** start Supplied information **
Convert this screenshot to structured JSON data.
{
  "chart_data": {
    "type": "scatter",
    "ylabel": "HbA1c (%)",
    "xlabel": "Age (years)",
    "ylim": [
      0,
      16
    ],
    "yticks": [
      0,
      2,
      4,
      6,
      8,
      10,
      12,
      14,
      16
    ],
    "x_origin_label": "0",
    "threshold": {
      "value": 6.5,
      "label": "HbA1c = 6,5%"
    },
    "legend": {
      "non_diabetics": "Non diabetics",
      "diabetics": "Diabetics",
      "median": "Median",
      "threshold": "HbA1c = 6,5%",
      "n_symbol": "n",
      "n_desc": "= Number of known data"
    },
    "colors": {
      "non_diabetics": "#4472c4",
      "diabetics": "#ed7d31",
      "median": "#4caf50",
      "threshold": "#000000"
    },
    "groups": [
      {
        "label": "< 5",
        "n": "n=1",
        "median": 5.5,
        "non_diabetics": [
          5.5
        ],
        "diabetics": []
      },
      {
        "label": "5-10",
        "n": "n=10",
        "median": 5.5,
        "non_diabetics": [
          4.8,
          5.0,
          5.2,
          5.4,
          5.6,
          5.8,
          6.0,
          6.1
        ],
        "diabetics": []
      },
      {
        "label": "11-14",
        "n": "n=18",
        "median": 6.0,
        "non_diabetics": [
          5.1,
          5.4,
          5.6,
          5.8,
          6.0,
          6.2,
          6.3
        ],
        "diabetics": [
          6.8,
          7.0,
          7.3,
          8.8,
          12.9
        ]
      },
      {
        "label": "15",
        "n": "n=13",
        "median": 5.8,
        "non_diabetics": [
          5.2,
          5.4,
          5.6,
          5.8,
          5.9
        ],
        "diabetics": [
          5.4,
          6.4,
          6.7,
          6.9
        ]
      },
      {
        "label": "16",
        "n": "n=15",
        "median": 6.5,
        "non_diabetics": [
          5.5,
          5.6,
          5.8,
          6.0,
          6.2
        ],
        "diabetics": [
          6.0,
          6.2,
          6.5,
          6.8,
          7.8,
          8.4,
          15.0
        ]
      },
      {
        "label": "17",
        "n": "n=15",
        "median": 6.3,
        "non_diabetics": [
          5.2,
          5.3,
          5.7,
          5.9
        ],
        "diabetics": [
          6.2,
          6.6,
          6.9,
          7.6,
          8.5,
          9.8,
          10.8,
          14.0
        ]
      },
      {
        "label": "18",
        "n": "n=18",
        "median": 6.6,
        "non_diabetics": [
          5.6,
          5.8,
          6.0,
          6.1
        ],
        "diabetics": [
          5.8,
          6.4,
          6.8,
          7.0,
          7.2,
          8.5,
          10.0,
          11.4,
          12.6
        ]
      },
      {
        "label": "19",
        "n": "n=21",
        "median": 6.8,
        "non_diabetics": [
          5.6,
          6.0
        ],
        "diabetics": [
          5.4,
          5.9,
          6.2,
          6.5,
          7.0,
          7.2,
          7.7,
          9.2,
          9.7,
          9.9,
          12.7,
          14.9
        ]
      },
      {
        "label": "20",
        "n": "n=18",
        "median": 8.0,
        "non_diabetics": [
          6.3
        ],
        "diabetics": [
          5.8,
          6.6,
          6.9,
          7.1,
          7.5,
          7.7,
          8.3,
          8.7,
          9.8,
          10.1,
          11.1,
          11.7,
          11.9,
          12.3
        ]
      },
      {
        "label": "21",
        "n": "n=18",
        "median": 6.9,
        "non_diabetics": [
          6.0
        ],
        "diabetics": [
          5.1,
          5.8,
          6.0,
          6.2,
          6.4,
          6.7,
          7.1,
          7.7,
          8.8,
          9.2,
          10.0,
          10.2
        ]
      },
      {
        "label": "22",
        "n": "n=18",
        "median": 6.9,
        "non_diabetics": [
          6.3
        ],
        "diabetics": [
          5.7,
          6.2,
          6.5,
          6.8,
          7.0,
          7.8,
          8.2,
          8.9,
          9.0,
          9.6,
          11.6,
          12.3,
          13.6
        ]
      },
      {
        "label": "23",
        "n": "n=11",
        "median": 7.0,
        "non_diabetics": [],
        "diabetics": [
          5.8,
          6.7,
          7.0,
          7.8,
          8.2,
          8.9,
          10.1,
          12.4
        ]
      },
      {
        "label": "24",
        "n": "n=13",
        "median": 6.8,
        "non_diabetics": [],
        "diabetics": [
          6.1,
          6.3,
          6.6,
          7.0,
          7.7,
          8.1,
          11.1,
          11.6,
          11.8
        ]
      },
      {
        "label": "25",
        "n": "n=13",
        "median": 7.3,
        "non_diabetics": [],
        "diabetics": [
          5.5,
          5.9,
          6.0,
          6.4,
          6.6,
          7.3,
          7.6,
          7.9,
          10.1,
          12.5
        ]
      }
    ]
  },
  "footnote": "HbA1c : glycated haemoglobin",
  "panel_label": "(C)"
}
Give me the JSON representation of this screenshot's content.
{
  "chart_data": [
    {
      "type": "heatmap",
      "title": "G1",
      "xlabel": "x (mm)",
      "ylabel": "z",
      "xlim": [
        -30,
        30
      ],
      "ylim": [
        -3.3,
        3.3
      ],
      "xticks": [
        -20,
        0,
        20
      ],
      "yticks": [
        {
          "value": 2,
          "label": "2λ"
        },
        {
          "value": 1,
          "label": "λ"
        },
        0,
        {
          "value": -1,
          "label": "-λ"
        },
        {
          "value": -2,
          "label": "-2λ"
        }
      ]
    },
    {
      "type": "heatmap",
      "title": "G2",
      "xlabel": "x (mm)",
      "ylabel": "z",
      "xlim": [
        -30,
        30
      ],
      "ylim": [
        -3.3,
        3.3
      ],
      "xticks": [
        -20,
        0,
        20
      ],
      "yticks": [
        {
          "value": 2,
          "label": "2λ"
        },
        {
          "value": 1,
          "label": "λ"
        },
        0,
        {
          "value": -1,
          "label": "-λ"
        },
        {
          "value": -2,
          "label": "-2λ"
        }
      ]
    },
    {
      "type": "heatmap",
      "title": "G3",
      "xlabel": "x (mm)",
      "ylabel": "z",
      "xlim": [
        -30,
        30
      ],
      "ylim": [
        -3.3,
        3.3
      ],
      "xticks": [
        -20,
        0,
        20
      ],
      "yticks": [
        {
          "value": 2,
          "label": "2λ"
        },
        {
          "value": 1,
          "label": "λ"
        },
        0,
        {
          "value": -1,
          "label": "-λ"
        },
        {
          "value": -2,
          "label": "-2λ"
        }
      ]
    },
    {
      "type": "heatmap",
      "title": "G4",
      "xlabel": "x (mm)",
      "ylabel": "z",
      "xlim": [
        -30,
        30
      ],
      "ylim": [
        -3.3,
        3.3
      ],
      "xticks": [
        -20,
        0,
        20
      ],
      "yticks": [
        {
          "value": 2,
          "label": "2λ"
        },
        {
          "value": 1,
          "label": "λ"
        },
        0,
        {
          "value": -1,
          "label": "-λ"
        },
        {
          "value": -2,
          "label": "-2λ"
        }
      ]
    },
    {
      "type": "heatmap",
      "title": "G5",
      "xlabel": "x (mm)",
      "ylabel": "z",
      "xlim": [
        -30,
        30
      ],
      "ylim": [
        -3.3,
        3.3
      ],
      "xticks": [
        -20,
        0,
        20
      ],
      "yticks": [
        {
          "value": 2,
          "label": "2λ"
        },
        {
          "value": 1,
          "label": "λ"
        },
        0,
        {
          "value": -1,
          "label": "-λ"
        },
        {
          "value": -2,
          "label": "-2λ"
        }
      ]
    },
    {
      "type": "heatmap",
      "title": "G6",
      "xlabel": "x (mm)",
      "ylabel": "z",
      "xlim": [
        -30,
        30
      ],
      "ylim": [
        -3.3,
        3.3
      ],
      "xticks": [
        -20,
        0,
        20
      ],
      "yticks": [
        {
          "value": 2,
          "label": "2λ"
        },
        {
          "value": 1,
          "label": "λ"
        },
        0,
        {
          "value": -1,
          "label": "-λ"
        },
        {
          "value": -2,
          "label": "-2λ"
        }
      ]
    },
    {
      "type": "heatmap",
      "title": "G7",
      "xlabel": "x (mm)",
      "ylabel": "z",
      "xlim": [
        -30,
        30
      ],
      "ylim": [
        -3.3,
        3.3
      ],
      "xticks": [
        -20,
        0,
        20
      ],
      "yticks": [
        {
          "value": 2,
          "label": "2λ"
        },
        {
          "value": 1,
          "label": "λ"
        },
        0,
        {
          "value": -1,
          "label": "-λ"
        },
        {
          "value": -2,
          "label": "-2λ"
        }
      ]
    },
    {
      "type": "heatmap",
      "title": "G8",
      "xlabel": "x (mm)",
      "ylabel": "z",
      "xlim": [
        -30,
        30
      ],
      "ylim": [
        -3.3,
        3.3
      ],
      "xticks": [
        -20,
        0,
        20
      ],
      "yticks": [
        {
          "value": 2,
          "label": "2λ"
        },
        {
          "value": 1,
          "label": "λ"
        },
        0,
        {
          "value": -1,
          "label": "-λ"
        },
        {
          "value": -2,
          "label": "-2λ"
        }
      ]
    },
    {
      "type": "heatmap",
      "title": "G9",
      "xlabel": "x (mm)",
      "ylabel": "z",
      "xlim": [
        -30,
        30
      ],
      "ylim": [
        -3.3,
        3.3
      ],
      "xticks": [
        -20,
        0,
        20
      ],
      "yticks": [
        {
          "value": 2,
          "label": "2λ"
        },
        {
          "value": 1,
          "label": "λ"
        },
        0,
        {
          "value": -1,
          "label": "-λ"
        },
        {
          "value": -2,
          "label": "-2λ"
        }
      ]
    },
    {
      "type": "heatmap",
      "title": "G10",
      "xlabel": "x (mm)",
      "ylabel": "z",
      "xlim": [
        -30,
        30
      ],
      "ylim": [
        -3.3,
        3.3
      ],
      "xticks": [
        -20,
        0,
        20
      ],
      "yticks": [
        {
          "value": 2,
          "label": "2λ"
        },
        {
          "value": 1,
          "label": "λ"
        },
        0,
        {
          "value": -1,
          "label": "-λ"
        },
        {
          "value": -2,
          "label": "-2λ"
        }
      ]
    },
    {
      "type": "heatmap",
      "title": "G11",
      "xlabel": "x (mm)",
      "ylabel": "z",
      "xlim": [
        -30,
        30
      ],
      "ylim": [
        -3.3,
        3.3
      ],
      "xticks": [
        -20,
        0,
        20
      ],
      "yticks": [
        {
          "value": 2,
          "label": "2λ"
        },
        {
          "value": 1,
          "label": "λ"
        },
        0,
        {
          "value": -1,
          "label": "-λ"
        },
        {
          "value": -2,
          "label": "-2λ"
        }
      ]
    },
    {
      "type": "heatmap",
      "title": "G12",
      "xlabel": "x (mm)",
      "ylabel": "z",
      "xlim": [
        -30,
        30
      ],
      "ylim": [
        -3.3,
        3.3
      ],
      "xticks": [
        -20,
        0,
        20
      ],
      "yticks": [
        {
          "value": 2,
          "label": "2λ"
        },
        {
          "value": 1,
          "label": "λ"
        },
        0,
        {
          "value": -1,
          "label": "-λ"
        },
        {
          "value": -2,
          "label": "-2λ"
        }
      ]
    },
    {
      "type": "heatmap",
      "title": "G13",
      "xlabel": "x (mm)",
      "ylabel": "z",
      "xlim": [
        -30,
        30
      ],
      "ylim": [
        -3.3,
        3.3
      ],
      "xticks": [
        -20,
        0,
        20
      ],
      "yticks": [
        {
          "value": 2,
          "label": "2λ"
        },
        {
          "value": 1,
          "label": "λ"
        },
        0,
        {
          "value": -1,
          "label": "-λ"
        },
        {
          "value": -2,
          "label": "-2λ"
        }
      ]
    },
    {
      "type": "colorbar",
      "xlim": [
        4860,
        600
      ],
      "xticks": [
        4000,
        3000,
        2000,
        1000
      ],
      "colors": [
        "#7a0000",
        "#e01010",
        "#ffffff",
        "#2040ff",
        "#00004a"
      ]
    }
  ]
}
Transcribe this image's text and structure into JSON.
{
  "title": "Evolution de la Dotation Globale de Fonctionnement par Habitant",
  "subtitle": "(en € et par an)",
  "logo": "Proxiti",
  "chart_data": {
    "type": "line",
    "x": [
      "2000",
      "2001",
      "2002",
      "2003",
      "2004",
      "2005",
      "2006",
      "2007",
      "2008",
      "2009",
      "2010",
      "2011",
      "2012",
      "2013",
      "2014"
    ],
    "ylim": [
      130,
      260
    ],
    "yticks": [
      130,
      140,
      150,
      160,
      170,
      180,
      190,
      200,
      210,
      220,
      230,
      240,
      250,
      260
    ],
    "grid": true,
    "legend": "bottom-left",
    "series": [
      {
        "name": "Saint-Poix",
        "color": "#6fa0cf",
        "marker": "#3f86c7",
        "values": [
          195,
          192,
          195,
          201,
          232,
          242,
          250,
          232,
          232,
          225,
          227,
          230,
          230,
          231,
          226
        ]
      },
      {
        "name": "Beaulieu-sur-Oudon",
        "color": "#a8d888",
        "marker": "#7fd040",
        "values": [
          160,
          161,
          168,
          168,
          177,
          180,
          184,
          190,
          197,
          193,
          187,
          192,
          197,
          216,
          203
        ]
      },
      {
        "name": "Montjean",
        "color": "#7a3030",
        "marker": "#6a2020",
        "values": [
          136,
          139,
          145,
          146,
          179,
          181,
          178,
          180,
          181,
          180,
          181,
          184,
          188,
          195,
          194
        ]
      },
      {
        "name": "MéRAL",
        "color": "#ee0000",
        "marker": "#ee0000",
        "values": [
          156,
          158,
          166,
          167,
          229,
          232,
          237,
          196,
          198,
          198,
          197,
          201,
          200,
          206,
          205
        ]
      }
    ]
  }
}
** end Supplied information **
Goal.
Reproduce each line of the material containing the word "marker".

The answer.
        "marker": "#3f86c7",
        "marker": "#7fd040",
        "marker": "#6a2020",
        "marker": "#ee0000",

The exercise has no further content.